§ RAW DATA
— Begin —

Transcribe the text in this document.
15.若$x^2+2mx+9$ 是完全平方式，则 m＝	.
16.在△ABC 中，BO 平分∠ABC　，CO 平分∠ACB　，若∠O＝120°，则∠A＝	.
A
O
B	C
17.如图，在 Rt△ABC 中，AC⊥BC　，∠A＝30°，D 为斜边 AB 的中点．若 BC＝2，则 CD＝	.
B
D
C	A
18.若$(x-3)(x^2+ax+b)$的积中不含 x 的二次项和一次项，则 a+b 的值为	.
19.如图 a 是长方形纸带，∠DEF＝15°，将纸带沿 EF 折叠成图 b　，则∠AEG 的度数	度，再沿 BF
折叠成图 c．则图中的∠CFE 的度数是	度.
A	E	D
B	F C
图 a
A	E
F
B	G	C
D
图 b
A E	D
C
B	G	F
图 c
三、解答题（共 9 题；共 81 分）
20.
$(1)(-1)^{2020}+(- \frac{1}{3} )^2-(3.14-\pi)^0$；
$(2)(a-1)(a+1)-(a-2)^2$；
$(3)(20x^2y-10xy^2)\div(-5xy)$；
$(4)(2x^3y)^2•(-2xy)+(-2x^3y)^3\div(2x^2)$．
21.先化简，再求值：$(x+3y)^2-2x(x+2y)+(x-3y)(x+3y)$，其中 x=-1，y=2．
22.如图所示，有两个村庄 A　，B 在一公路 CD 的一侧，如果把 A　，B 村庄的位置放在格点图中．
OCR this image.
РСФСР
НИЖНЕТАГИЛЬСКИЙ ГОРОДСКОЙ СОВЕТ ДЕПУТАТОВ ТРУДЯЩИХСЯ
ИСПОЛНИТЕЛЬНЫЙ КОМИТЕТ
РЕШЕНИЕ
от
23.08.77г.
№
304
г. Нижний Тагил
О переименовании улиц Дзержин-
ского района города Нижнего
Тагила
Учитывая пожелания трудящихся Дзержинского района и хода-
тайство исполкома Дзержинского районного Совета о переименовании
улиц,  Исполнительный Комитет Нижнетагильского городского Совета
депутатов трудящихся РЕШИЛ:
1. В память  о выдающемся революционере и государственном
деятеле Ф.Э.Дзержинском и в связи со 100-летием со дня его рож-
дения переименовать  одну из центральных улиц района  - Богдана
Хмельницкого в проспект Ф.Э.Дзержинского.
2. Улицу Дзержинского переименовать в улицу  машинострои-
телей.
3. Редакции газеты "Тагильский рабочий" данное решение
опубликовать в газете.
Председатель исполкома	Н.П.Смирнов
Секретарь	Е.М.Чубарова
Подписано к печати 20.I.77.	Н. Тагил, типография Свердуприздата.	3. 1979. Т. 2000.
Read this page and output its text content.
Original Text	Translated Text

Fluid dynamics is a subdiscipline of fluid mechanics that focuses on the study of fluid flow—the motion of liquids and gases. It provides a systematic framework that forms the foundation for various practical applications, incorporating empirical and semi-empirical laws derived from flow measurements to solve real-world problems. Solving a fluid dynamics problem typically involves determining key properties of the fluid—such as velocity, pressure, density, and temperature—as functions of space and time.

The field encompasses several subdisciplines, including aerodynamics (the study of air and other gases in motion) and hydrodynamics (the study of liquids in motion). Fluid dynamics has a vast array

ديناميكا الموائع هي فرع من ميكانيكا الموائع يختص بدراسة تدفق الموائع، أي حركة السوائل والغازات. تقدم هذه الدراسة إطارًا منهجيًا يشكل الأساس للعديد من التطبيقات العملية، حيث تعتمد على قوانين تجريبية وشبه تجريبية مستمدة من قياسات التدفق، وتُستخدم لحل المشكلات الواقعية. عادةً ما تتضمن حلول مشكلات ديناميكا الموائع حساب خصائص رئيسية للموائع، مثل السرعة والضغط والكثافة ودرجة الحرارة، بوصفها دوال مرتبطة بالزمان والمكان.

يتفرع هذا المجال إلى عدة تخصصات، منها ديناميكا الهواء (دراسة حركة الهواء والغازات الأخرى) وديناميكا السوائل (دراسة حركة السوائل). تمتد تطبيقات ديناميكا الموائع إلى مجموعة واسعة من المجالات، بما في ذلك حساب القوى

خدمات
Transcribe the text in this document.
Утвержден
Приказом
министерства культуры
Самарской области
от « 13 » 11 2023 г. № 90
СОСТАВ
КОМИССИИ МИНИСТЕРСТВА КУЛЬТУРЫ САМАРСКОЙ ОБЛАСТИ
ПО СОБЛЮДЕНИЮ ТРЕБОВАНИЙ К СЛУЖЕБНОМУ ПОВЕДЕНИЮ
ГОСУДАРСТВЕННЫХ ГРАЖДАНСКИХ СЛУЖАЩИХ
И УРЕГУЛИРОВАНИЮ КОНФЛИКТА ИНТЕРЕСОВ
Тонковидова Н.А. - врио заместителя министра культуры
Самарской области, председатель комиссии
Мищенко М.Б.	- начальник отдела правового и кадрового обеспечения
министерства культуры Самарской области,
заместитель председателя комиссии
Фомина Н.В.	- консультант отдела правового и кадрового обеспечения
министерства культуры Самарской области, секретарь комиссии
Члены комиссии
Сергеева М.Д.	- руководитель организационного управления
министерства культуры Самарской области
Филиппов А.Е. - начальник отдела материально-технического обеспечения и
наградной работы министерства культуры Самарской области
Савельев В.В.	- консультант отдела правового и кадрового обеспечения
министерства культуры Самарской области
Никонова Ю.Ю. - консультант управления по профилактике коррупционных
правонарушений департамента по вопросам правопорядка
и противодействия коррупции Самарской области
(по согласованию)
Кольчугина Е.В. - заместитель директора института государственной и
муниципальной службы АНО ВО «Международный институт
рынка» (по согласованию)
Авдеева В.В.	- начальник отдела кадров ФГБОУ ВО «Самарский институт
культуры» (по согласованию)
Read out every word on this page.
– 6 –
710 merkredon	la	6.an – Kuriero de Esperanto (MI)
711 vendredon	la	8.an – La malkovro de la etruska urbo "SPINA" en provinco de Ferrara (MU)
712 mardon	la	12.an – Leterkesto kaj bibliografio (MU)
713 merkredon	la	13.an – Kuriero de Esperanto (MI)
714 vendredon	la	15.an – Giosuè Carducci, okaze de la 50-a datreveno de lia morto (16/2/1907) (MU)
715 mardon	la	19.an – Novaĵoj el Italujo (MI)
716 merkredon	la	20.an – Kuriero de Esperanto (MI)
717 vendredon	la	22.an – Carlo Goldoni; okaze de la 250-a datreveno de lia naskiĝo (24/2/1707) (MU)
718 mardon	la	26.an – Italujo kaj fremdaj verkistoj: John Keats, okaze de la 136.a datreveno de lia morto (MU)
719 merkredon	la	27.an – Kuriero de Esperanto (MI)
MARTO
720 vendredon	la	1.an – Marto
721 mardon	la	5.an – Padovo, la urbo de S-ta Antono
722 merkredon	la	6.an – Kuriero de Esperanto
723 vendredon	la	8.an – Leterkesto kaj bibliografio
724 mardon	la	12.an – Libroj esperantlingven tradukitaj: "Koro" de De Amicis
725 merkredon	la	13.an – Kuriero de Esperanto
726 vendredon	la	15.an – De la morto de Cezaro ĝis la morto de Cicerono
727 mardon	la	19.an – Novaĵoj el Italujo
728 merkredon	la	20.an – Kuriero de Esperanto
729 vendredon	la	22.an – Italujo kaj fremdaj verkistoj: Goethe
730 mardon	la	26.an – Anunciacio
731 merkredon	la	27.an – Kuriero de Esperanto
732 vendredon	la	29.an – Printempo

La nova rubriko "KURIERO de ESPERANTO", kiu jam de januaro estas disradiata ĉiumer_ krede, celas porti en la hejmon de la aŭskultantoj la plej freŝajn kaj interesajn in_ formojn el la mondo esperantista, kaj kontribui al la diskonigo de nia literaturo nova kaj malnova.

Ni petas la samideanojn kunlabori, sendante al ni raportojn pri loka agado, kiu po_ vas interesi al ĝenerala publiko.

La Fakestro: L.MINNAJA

— End —

§ WHAT YOU WILL DO
Look above for every line with the word "переименовать" and copy it.

§ WORKED SOLUTION
дения переименовать  одну из центральных улиц района  - Богдана
2. Улицу Дзержинского переименовать в улицу  машинострои-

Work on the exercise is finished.